Written problem –
Would you return the complete listing below word for word?

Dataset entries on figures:
-------
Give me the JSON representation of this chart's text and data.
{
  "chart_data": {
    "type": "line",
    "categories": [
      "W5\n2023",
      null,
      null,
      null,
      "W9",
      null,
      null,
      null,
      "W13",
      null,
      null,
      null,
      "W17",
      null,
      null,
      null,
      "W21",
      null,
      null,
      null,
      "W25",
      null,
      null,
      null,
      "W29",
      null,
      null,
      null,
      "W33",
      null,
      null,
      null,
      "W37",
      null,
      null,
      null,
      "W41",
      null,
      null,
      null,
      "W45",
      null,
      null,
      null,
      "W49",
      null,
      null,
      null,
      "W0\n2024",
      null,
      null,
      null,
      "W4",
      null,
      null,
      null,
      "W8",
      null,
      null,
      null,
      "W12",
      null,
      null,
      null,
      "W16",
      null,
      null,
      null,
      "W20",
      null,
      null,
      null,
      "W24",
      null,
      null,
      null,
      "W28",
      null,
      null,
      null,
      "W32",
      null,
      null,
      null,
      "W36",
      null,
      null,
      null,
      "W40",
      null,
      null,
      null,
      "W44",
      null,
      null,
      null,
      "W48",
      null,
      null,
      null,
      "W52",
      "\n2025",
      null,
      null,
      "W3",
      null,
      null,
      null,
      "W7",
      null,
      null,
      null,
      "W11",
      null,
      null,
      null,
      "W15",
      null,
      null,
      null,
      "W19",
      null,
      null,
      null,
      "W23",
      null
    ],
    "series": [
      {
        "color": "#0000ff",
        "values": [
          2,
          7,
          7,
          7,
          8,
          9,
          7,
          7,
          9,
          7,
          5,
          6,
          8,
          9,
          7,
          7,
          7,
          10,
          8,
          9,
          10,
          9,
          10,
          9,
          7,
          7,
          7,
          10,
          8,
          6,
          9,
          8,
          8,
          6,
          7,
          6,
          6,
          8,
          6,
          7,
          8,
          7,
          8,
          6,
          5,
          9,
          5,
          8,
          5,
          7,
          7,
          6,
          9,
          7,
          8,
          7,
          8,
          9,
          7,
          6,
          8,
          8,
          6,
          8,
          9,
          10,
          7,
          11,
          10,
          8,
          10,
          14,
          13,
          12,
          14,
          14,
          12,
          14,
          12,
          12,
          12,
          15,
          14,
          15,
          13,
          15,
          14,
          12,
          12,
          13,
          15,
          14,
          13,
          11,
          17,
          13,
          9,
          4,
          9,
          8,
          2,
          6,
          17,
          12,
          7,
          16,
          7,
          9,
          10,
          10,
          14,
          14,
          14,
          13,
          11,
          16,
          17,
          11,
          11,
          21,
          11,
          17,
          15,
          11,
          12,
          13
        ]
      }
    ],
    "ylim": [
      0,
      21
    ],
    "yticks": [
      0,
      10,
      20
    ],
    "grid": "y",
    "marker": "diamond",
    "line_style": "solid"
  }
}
-------
Result –
Give me the JSON representation of this chart's text and data.
{
  "chart_data": {
    "type": "line",
    "categories": [
      "W5\n2023",
      null,
      null,
      null,
      "W9",
      null,
      null,
      null,
      "W13",
      null,
      null,
      null,
      "W17",
      null,
      null,
      null,
      "W21",
      null,
      null,
      null,
      "W25",
      null,
      null,
      null,
      "W29",
      null,
      null,
      null,
      "W33",
      null,
      null,
      null,
      "W37",
      null,
      null,
      null,
      "W41",
      null,
      null,
      null,
      "W45",
      null,
      null,
      null,
      "W49",
      null,
      null,
      null,
      "W0\n2024",
      null,
      null,
      null,
      "W4",
      null,
      null,
      null,
      "W8",
      null,
      null,
      null,
      "W12",
      null,
      null,
      null,
      "W16",
      null,
      null,
      null,
      "W20",
      null,
      null,
      null,
      "W24",
      null,
      null,
      null,
      "W28",
      null,
      null,
      null,
      "W32",
      null,
      null,
      null,
      "W36",
      null,
      null,
      null,
      "W40",
      null,
      null,
      null,
      "W44",
      null,
      null,
      null,
      "W48",
      null,
      null,
      null,
      "W52",
      "\n2025",
      null,
      null,
      "W3",
      null,
      null,
      null,
      "W7",
      null,
      null,
      null,
      "W11",
      null,
      null,
      null,
      "W15",
      null,
      null,
      null,
      "W19",
      null,
      null,
      null,
      "W23",
      null
    ],
    "series": [
      {
        "color": "#0000ff",
        "values": [
          2,
          7,
          7,
          7,
          8,
          9,
          7,
          7,
          9,
          7,
          5,
          6,
          8,
          9,
          7,
          7,
          7,
          10,
          8,
          9,
          10,
          9,
          10,
          9,
          7,
          7,
          7,
          10,
          8,
          6,
          9,
          8,
          8,
          6,
          7,
          6,
          6,
          8,
          6,
          7,
          8,
          7,
          8,
          6,
          5,
          9,
          5,
          8,
          5,
          7,
          7,
          6,
          9,
          7,
          8,
          7,
          8,
          9,
          7,
          6,
          8,
          8,
          6,
          8,
          9,
          10,
          7,
          11,
          10,
          8,
          10,
          14,
          13,
          12,
          14,
          14,
          12,
          14,
          12,
          12,
          12,
          15,
          14,
          15,
          13,
          15,
          14,
          12,
          12,
          13,
          15,
          14,
          13,
          11,
          17,
          13,
          9,
          4,
          9,
          8,
          2,
          6,
          17,
          12,
          7,
          16,
          7,
          9,
          10,
          10,
          14,
          14,
          14,
          13,
          11,
          16,
          17,
          11,
          11,
          21,
          11,
          17,
          15,
          11,
          12,
          13
        ]
      }
    ],
    "ylim": [
      0,
      21
    ],
    "yticks": [
      0,
      10,
      20
    ],
    "grid": "y",
    "marker": "diamond",
    "line_style": "solid"
  }
}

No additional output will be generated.